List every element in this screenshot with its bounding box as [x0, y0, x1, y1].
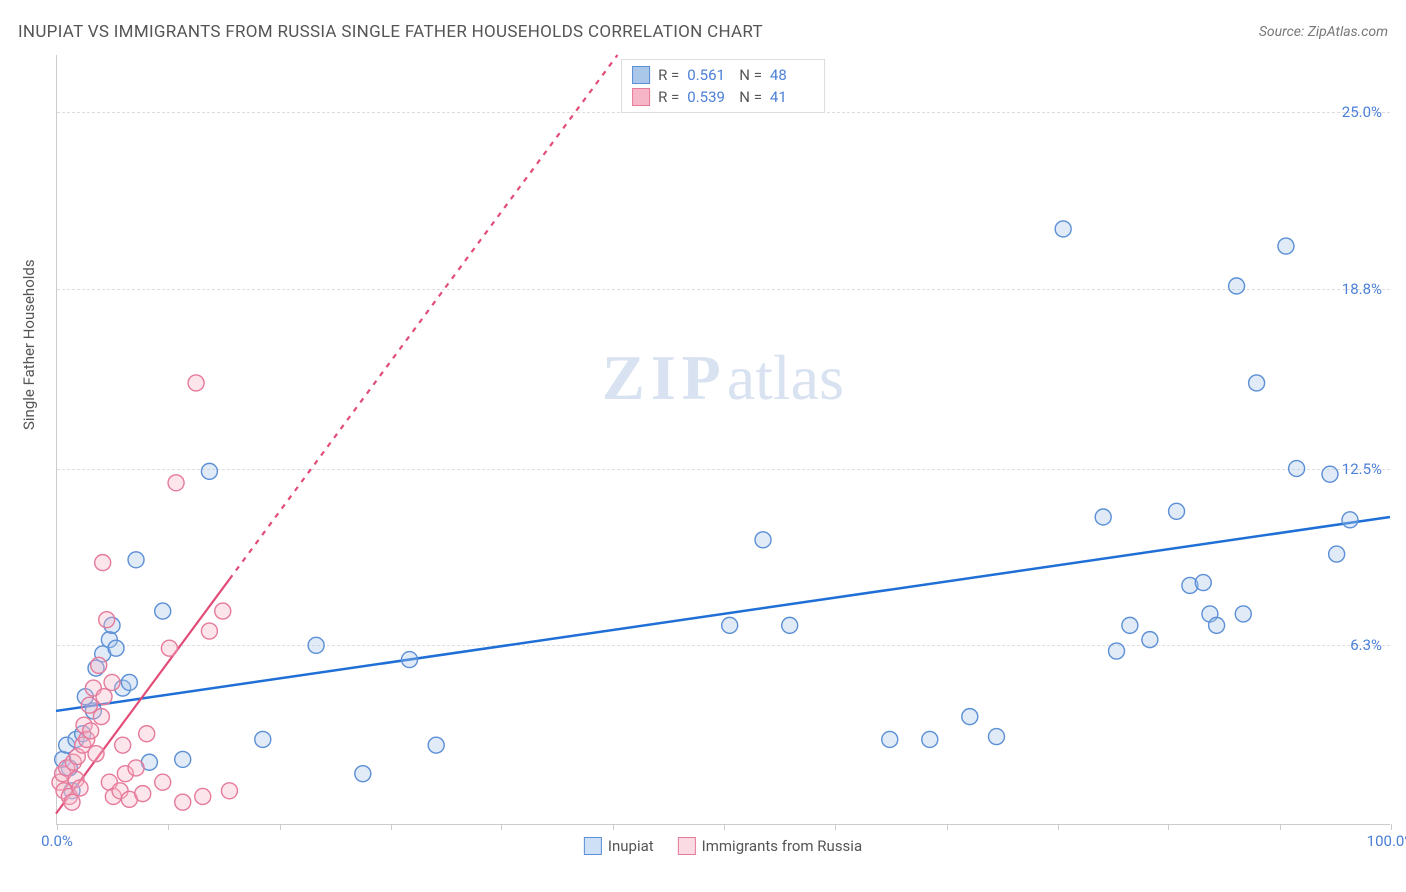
swatch-series-0 [632, 66, 650, 84]
r-value-1: 0.539 [687, 88, 731, 106]
x-tick-label: 0.0% [41, 832, 73, 850]
n-value-0: 48 [770, 66, 814, 84]
legend-swatch-0 [584, 837, 602, 855]
source-label: Source: ZipAtlas.com [1259, 24, 1388, 40]
series-legend: Inupiat Immigrants from Russia [584, 837, 862, 855]
correlation-legend: R = 0.561 N = 48 R = 0.539 N = 41 [621, 59, 825, 113]
x-tick-label: 100.0% [1367, 832, 1406, 850]
n-value-1: 41 [770, 88, 814, 106]
legend-label-1: Immigrants from Russia [702, 837, 862, 855]
chart-svg [56, 55, 1390, 825]
legend-label-0: Inupiat [608, 837, 654, 855]
plot-area: 6.3%12.5%18.8%25.0%0.0%100.0% ZIPatlas R… [56, 55, 1390, 825]
chart-title: INUPIAT VS IMMIGRANTS FROM RUSSIA SINGLE… [18, 22, 763, 42]
swatch-series-1 [632, 88, 650, 106]
legend-swatch-1 [678, 837, 696, 855]
r-value-0: 0.561 [687, 66, 731, 84]
y-axis-label: Single Father Households [20, 259, 38, 430]
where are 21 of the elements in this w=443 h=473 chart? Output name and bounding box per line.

──────────

_EXERCISE DIRECTIONS_: Format every line of the listing above as a numbered list, omitting blank lines and leaving out the pictures.

_FULL OUTPUT_:
1. List every element in this screenshot with its bounding box as [x0, y0, x1, y1].
2. swatch-series-0 [632, 66, 650, 84]
3. r-value-1: 0.539 [687, 88, 731, 106]
4. x-tick-label: 0.0% [41, 832, 73, 850]
5. n-value-0: 48 [770, 66, 814, 84]
6. legend-swatch-0 [584, 837, 602, 855]
7. source-label: Source: ZipAtlas.com [1259, 24, 1388, 40]
8. series-legend: Inupiat Immigrants from Russia [584, 837, 862, 855]
9. correlation-legend: R = 0.561 N = 48 R = 0.539 N = 41 [621, 59, 825, 113]
10. x-tick-label: 100.0% [1367, 832, 1406, 850]
11. n-value-1: 41 [770, 88, 814, 106]
12. legend-label-1: Immigrants from Russia [702, 837, 862, 855]
13. chart-svg [56, 55, 1390, 825]
14. legend-label-0: Inupiat [608, 837, 654, 855]
15. plot-area: 6.3%12.5%18.8%25.0%0.0%100.0% ZIPatlas R… [56, 55, 1390, 825]
16. chart-title: INUPIAT VS IMMIGRANTS FROM RUSSIA SINGLE… [18, 22, 763, 42]
17. swatch-series-1 [632, 88, 650, 106]
18. legend-swatch-1 [678, 837, 696, 855]
19. r-value-0: 0.561 [687, 66, 731, 84]
20. y-axis-label: Single Father Households [20, 259, 38, 430]
21. where are 21 of the elements in this w=443 h=473 chart? Output name and bounding box per line.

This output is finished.